Brano citato:
------------

Circa il modo col quale i Longobardi effettuarono la loro conquista non si possono ignorare le durezze dell’impatto mitigatesi, come s’è detto, dall’atteggiamento di Teodolinda stabilitasi a Monza e dalle disposizioni ricalcate dal Corpus juris civilis firmato da Giustiniano.

Oltre ai suddetti Ducati, quello Romano (era sempre stato Circoscrizione staccata dall’Esarcato di Ravenna) si trovò a dover provvedere alla propria difesa e, allorché constatò di non essere in grado di difendersi, e disperando di poter resistere, chiese, sotto l’illuminato Papato di Gregorio I, l’allontanamento dei Longobardi in cambio di un tributo in denaro.

Identificando peraltro nei Longobardi un possibile strumento di difesa degli ordini e dai giudizi di Ravenna, Gregorio mediò i rapporti tra loro e l’Imperatore e finì col convertire tutti gli altri barbari al Cattolicesimo, diventando così l’effettivo Governatore di Roma. Usò con tale abilità il proprio prestigio da accentrare nella sua persona tutte le richieste per ovviare ai bisogni del tempo.

Gradatamente, in tutti i territori longobardi dove i Vescovi erano stati forzati a cedere i poteri civili avuti da Giustiniano, si giunse a convergenze sempre più rispettose verso la Chiesa di Roma e i suoi rappresentanti, anche se l’autorità del Papa non si poggiava su un proprio esercito, ma su truppe composte da greci provenienti da Costantinopoli.

------------

Voci del dataset:

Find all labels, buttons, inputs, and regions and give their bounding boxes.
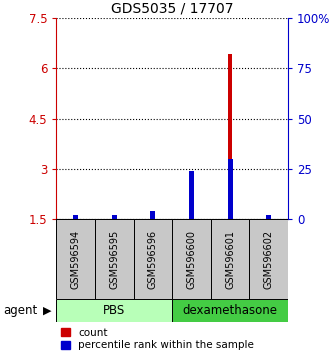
Title: GDS5035 / 17707: GDS5035 / 17707	[111, 1, 233, 15]
Legend: count, percentile rank within the sample: count, percentile rank within the sample	[62, 328, 254, 350]
Bar	[150, 211, 155, 219]
Text: GSM596600: GSM596600	[186, 230, 196, 289]
Text: GSM596602: GSM596602	[264, 230, 274, 289]
Bar	[73, 216, 78, 219]
FancyBboxPatch shape	[211, 219, 249, 299]
Bar	[228, 54, 232, 219]
Bar	[189, 173, 193, 219]
FancyBboxPatch shape	[56, 299, 172, 322]
FancyBboxPatch shape	[95, 219, 133, 299]
Bar	[151, 216, 155, 219]
Text: GSM596596: GSM596596	[148, 230, 158, 289]
FancyBboxPatch shape	[172, 299, 288, 322]
Text: GSM596601: GSM596601	[225, 230, 235, 289]
Bar	[112, 216, 117, 219]
Text: GSM596595: GSM596595	[109, 230, 119, 289]
Bar	[227, 159, 233, 219]
Text: PBS: PBS	[103, 304, 125, 317]
Text: agent: agent	[3, 304, 37, 317]
FancyBboxPatch shape	[172, 219, 211, 299]
Bar	[189, 171, 194, 219]
Text: GSM596594: GSM596594	[71, 230, 80, 289]
Text: dexamethasone: dexamethasone	[182, 304, 278, 317]
Text: ▶: ▶	[43, 306, 52, 316]
FancyBboxPatch shape	[56, 219, 95, 299]
FancyBboxPatch shape	[249, 219, 288, 299]
Bar	[266, 216, 271, 219]
FancyBboxPatch shape	[133, 219, 172, 299]
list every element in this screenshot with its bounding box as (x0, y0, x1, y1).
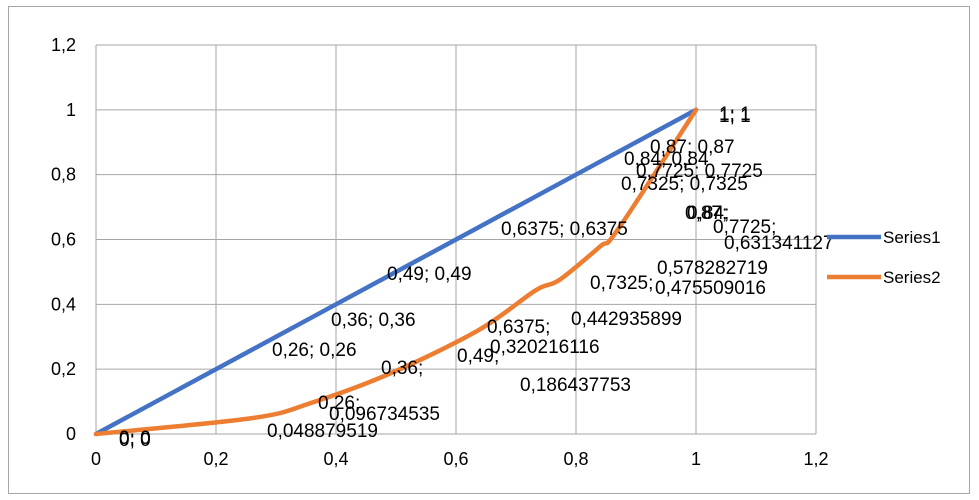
data-label: 0,84; 0,84 (624, 149, 709, 170)
x-tick-label: 0,8 (563, 449, 588, 469)
chart-svg: 0 0,2 0,4 0,6 0,8 1 1,2 0 0,2 0,4 0,6 0,8 1 1,2 0; 0 0,… (51, 35, 941, 469)
chart-area: 0 0,2 0,4 0,6 0,8 1 1,2 0 0,2 0,4 0,6 0,8 1 1,2 0; 0 0,… (8, 6, 970, 494)
x-tick-label: 0,4 (323, 449, 348, 469)
y-tick-label: 0 (66, 424, 76, 444)
data-label: 1; 1 (719, 106, 751, 127)
data-label: 0,048879519 (267, 421, 378, 442)
data-label: 0,26; (318, 393, 360, 414)
legend-label-1: Series1 (883, 228, 941, 247)
data-label: 0,7725; (713, 217, 776, 238)
data-label: 0,7325; (590, 273, 653, 294)
legend-label-2: Series2 (883, 268, 941, 287)
y-tick-label: 0,4 (51, 294, 76, 314)
data-label: 0,6375; 0,6375 (501, 219, 628, 240)
data-label: 0,631341127 (724, 233, 834, 254)
data-label: 0; 0 (119, 428, 151, 449)
y-tick-label: 1 (66, 100, 76, 120)
data-label: 0,49; (457, 346, 499, 367)
y-tick-label: 0,2 (51, 359, 76, 379)
x-tick-label: 0,6 (443, 449, 468, 469)
y-tick-label: 0,6 (51, 230, 76, 250)
data-label: 0,36; (381, 358, 423, 379)
data-label: 0,84; (687, 203, 729, 224)
data-label: 0; 0 (119, 430, 151, 451)
data-label: 0,7725; 0,7725 (636, 161, 763, 182)
data-label: 0,26; 0,26 (272, 340, 357, 361)
data-label: 0,320216116 (490, 337, 600, 358)
x-tick-label: 1,2 (803, 449, 828, 469)
data-label: 0,49; 0,49 (387, 264, 472, 285)
y-tick-label: 0,8 (51, 165, 76, 185)
data-label: 0,442935899 (571, 309, 682, 330)
data-label: 0,7325; 0,7325 (621, 174, 748, 195)
data-label: 0,87; (685, 203, 727, 224)
series-line-2 (93, 107, 699, 437)
x-tick-label: 1 (691, 449, 701, 469)
data-label: 0,186437753 (520, 375, 631, 396)
data-label: 0,096734535 (329, 404, 440, 425)
y-tick-label: 1,2 (51, 35, 76, 55)
data-label: 1; 1 (719, 104, 751, 125)
data-label: 0,475509016 (655, 278, 766, 299)
data-label: 0,6375; (487, 317, 550, 338)
data-label: 0,36; 0,36 (331, 310, 416, 331)
x-tick-label: 0 (91, 449, 101, 469)
x-tick-label: 0,2 (203, 449, 228, 469)
data-label: 0,578282719 (657, 258, 768, 279)
series-line-1 (93, 107, 699, 437)
data-label: 0,87; 0,87 (650, 137, 735, 158)
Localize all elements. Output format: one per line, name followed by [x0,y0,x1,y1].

------------

Consegna:
Prosegui il brano sulla conquista longobarda e sul ruolo di Gregorio I a partire dall'ultima frase riportata.

Svolgimento:
Nei primi decenni del sec.VII il Pontefice Romano ebbe un suo esercito italiano mentre il disordine generale dell’Impero raggiungeva il culmine.

Occupati perennemente a difendere le frontiere orientali, i governanti dovettero adottare una politica “morbida” verso i Longobardi. Pochi reggimenti greco-bizantini restarono a difendere le popolazioni interne. Si fece perciò ricorso a milizie volontarie reclutate nelle varie Regioni. Questo reclutamento finì col diventare obbligatorio e ogni Distretto fu tenuto a dare un certo numero di uomini ch’erano comandati da un Tribuno scelto tra i maggiori proprietari. A dare garanzie legali -più che altro, formali - era rimasto un Ufficiale superiore, il Duca, sempre bizantino.

Allorché un decreto del Papa Leone III Isaurico avallò il movimento iconoclasta negando valore alla superstizione delle immagini, scoppiarono ovunque le rivolte contro i Duchi, rimasti pochi e isolati a rappresentare il legame tra l’Italia e l’Oriente.

Lo stesso Pontefice capeggiò questi moti e scomunicò l’Esarca.

A Roma fu scacciato il Duca greco ed eletto al suo posto Stefano, un patrizio romano.

Nel periodo del Principato Papale che seguì, il governo di Roma fu alternativamente e disordinatamente sbilanciato tra il Patrizio e il Pontefice, finché, facendo leva sul pericolo longobardo che pur sempre incombeva, i Papi si giovarono dell’aiuto dei Franchi per assorbire il potere del Patrizio.

Avvenne così che i Franchi entrarono legalmente nel gioco.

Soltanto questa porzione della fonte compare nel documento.